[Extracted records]
========

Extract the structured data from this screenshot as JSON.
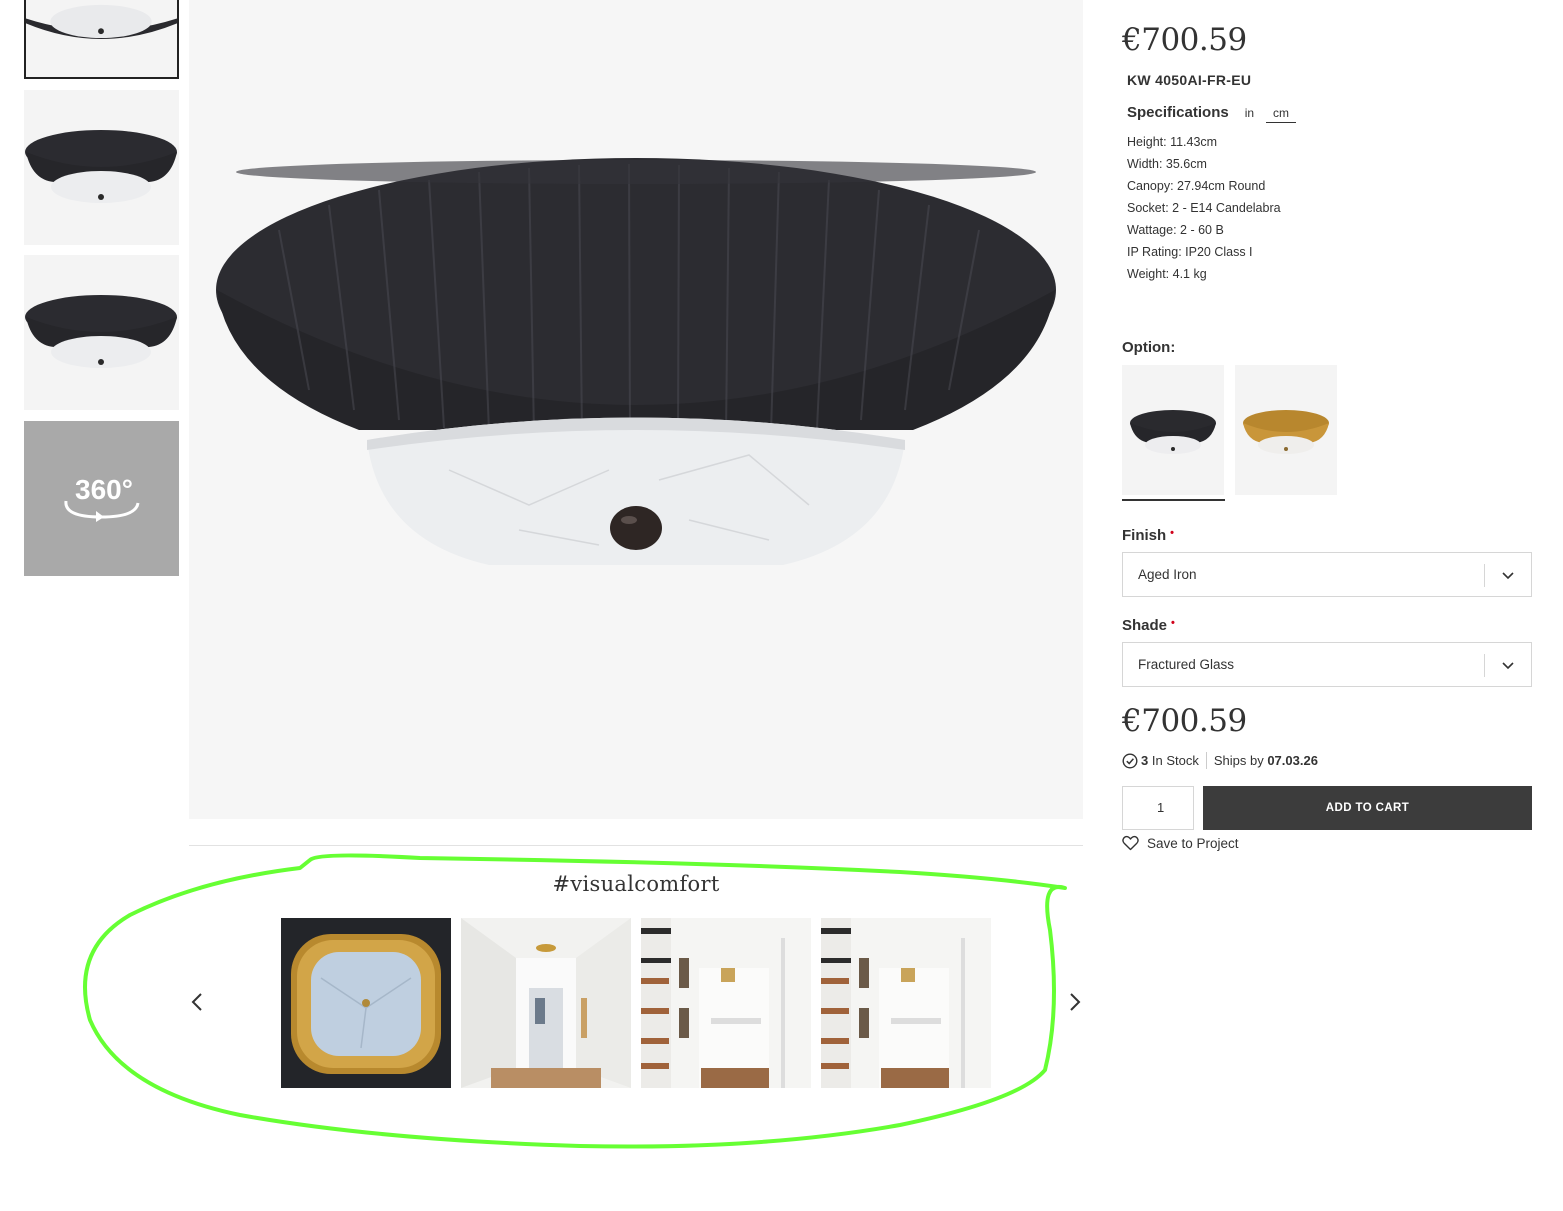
{
  "product": {
    "price": "€700.59",
    "sku": "KW 4050AI-FR-EU",
    "specifications": {
      "title": "Specifications",
      "unit_in": "in",
      "unit_cm": "cm",
      "selected_unit": "cm",
      "items": [
        "Height: 11.43cm",
        "Width: 35.6cm",
        "Canopy: 27.94cm Round",
        "Socket: 2 - E14 Candelabra",
        "Wattage: 2 - 60 B",
        "IP Rating: IP20 Class I",
        "Weight: 4.1 kg"
      ]
    },
    "option": {
      "label": "Option:",
      "swatches": [
        "aged-iron-swatch",
        "gild-swatch"
      ],
      "selected_index": 0
    },
    "finish": {
      "label": "Finish",
      "required_mark": "•",
      "value": "Aged Iron"
    },
    "shade": {
      "label": "Shade",
      "required_mark": "•",
      "value": "Fractured Glass"
    },
    "stock": {
      "count": "3",
      "label": "In Stock",
      "ships_label": "Ships by",
      "ships_date": "07.03.26"
    },
    "quantity": "1",
    "add_to_cart": "ADD TO CART",
    "save_to_project": "Save to Project"
  },
  "thumbnails": {
    "items": [
      "front-view",
      "side-view",
      "angle-view",
      "360-view"
    ],
    "selected_index": 0,
    "label_360": "360°"
  },
  "gallery": {
    "hashtag": "#visualcomfort",
    "tiles": [
      "fixture-closeup",
      "hallway-photo",
      "staircase-photo",
      "staircase-photo-2"
    ]
  },
  "colors": {
    "accent_dark": "#3c3c3c",
    "required": "#d0021b",
    "annotation": "#66ff33",
    "finish_dark": "#2a2a2e",
    "finish_gold": "#c9963a"
  }
}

========

Exercise description —
Set the entries down again exactly. Do not include the images.

Written solution —
Extract the structured data from this screenshot as JSON.
{
  "product": {
    "price": "€700.59",
    "sku": "KW 4050AI-FR-EU",
    "specifications": {
      "title": "Specifications",
      "unit_in": "in",
      "unit_cm": "cm",
      "selected_unit": "cm",
      "items": [
        "Height: 11.43cm",
        "Width: 35.6cm",
        "Canopy: 27.94cm Round",
        "Socket: 2 - E14 Candelabra",
        "Wattage: 2 - 60 B",
        "IP Rating: IP20 Class I",
        "Weight: 4.1 kg"
      ]
    },
    "option": {
      "label": "Option:",
      "swatches": [
        "aged-iron-swatch",
        "gild-swatch"
      ],
      "selected_index": 0
    },
    "finish": {
      "label": "Finish",
      "required_mark": "•",
      "value": "Aged Iron"
    },
    "shade": {
      "label": "Shade",
      "required_mark": "•",
      "value": "Fractured Glass"
    },
    "stock": {
      "count": "3",
      "label": "In Stock",
      "ships_label": "Ships by",
      "ships_date": "07.03.26"
    },
    "quantity": "1",
    "add_to_cart": "ADD TO CART",
    "save_to_project": "Save to Project"
  },
  "thumbnails": {
    "items": [
      "front-view",
      "side-view",
      "angle-view",
      "360-view"
    ],
    "selected_index": 0,
    "label_360": "360°"
  },
  "gallery": {
    "hashtag": "#visualcomfort",
    "tiles": [
      "fixture-closeup",
      "hallway-photo",
      "staircase-photo",
      "staircase-photo-2"
    ]
  },
  "colors": {
    "accent_dark": "#3c3c3c",
    "required": "#d0021b",
    "annotation": "#66ff33",
    "finish_dark": "#2a2a2e",
    "finish_gold": "#c9963a"
  }
}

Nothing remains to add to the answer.